▶ [TASK DESCRIPTION]:
Gather each line of the records where "paste" appears.

▶ [GIVEN DATA]:

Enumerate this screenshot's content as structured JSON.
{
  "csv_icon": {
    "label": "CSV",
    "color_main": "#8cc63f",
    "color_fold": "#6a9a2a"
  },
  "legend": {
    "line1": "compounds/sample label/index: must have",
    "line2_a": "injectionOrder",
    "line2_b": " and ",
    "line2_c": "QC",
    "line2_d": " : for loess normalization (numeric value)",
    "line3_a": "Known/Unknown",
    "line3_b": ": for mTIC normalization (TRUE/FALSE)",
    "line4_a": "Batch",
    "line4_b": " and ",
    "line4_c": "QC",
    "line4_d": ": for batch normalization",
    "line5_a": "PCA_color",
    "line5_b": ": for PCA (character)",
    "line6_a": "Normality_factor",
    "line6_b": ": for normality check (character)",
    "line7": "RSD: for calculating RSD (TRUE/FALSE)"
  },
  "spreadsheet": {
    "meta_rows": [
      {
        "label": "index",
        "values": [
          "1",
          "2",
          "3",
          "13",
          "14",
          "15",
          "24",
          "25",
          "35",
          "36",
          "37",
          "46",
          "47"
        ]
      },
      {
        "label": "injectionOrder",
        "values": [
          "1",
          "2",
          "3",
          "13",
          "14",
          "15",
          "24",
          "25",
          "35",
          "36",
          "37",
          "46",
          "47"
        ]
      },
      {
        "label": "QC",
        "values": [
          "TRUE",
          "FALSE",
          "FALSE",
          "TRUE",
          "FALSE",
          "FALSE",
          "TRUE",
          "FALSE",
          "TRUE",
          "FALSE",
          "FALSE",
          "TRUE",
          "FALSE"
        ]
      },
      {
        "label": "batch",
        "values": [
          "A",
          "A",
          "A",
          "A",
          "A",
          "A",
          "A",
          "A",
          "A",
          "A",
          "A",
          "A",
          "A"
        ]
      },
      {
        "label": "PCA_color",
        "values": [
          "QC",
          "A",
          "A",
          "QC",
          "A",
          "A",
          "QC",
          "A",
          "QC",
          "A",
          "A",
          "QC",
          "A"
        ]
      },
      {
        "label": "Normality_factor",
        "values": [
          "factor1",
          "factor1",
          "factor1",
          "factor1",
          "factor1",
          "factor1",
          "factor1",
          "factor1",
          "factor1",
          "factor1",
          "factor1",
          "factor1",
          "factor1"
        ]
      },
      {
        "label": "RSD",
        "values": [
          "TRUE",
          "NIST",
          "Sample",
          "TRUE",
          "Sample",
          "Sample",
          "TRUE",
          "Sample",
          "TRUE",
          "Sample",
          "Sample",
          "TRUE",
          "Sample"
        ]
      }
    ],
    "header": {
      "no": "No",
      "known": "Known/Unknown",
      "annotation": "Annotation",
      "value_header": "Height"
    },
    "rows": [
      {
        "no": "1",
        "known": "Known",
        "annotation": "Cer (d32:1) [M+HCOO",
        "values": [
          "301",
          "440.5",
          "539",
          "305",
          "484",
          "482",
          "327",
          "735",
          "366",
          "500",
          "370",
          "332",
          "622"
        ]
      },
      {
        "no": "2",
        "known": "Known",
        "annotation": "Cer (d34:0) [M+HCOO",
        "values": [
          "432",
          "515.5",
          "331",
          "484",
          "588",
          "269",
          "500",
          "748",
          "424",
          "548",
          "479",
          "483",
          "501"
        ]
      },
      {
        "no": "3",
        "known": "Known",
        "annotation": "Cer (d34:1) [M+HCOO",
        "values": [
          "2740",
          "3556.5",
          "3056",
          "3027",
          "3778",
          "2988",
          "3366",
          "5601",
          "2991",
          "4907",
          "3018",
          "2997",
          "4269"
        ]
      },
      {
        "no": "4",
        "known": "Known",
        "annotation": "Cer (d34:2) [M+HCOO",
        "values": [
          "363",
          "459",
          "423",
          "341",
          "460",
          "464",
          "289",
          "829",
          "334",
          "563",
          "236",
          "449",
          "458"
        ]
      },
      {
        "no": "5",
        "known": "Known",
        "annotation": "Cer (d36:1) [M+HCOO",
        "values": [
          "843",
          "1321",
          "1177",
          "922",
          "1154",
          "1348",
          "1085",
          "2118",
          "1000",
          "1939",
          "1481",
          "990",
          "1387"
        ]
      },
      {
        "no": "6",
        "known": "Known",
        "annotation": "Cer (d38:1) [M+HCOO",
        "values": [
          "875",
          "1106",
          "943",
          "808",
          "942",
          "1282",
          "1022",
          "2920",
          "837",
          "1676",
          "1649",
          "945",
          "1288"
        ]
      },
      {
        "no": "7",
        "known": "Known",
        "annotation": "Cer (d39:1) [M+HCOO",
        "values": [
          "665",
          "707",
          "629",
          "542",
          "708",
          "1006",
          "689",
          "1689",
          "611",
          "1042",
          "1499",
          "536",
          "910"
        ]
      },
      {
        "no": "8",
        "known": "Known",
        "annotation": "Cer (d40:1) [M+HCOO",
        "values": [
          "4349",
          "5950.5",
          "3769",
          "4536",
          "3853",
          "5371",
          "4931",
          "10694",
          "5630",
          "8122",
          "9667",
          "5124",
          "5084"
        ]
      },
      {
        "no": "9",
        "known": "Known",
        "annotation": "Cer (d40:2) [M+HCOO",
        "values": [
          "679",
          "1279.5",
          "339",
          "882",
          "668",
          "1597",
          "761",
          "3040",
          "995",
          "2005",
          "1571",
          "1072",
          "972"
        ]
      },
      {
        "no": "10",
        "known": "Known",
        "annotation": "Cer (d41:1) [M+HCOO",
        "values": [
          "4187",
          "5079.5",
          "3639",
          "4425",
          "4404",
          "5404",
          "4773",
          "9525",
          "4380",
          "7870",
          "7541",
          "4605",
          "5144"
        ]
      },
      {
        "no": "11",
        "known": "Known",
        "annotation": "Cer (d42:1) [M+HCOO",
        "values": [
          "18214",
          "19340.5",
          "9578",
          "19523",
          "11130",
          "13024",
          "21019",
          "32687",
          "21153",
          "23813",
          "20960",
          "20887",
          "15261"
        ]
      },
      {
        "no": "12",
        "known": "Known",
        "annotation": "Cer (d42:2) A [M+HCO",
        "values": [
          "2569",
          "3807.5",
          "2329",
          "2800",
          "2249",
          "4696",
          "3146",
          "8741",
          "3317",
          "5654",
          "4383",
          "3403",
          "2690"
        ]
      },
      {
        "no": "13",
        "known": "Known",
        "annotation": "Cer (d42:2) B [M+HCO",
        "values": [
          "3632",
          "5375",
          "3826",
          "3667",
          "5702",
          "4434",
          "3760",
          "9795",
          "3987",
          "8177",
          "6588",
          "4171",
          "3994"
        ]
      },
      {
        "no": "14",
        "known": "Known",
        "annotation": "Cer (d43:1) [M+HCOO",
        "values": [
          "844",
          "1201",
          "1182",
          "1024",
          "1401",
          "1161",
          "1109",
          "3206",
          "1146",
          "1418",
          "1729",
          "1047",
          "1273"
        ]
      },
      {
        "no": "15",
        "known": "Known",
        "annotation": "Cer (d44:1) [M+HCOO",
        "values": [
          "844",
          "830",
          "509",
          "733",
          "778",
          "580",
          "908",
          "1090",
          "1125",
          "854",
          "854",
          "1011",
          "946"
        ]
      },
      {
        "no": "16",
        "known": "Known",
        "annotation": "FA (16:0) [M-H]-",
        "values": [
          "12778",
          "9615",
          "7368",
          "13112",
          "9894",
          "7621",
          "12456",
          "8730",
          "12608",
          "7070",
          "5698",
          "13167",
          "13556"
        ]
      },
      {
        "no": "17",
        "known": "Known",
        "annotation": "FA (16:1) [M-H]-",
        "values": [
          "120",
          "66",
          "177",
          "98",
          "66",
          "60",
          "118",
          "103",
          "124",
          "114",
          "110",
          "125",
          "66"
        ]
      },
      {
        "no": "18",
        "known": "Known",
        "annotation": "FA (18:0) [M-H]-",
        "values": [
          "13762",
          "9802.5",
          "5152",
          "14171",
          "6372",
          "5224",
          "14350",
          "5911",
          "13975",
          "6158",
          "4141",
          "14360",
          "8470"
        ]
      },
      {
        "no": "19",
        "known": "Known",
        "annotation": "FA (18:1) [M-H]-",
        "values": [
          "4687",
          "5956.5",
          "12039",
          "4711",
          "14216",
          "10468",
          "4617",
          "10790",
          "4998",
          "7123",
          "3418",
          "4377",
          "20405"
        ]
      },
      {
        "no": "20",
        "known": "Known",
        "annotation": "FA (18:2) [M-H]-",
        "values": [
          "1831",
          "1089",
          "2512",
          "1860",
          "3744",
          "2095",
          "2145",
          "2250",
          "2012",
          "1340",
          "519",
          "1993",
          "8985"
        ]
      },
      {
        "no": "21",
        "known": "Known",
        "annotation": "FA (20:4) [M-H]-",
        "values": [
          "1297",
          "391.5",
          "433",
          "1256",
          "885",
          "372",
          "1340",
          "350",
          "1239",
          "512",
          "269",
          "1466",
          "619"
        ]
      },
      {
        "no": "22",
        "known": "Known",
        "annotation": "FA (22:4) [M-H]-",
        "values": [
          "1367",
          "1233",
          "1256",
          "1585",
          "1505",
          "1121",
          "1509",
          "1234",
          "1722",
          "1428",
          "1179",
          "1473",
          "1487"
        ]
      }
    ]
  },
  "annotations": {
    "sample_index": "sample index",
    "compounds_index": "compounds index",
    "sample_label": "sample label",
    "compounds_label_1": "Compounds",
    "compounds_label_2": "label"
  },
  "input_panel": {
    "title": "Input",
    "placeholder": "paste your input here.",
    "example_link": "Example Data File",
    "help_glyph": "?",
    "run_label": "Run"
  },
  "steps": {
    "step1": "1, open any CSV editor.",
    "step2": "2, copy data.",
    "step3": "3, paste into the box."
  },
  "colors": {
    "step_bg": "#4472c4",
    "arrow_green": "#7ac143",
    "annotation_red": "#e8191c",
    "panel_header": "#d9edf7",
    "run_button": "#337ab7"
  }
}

▶ [ANSWER BELOW]:
    "placeholder": "paste your input here.",
    "step3": "3, paste into the box."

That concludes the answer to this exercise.